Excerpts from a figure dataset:
+++++

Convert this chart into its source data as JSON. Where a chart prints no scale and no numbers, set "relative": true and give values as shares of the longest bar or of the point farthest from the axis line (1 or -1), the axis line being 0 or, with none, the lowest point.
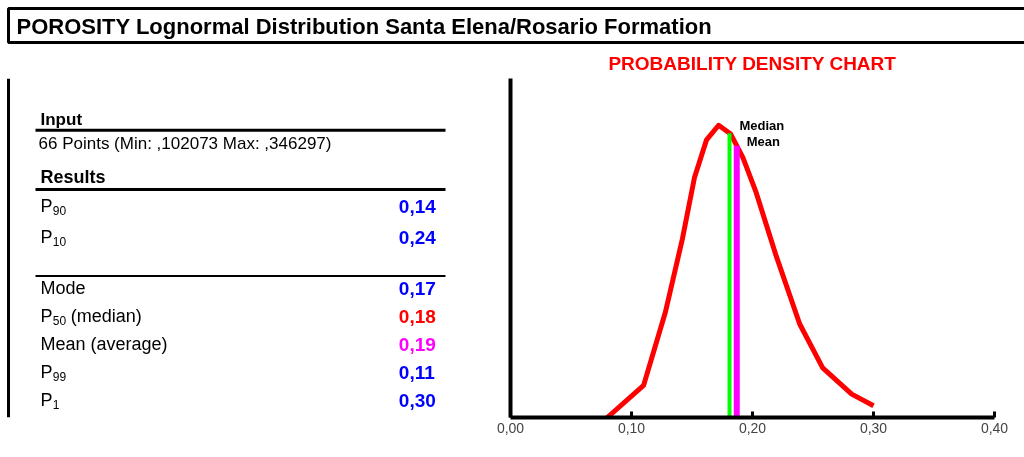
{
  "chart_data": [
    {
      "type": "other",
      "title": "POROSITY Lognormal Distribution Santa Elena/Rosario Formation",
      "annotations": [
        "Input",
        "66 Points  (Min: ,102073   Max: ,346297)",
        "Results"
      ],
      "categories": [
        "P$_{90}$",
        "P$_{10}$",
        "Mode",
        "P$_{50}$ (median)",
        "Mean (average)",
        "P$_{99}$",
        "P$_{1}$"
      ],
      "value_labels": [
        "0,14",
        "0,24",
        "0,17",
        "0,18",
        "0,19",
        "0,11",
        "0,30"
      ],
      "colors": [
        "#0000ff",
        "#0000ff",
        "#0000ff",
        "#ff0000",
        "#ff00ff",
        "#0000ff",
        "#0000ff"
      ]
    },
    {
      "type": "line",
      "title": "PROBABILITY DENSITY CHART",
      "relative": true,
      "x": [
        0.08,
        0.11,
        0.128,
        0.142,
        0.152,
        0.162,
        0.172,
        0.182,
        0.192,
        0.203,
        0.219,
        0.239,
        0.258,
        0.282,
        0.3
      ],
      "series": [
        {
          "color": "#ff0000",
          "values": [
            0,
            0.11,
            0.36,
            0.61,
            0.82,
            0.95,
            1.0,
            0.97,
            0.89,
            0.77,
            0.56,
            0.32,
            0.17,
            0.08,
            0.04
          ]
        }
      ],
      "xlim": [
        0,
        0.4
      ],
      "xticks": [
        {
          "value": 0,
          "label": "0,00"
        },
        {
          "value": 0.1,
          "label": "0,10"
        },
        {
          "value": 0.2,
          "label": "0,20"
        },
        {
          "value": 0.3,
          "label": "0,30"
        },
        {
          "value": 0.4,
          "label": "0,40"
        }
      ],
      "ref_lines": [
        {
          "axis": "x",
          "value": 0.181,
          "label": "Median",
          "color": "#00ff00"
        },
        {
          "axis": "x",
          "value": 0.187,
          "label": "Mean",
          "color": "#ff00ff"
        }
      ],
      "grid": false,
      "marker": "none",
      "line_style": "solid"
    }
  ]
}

+++++

◆ Challenge: Say, as a single number and nothing more, how many lines of the entries contain the word "values".

◆ Solved exercise: 2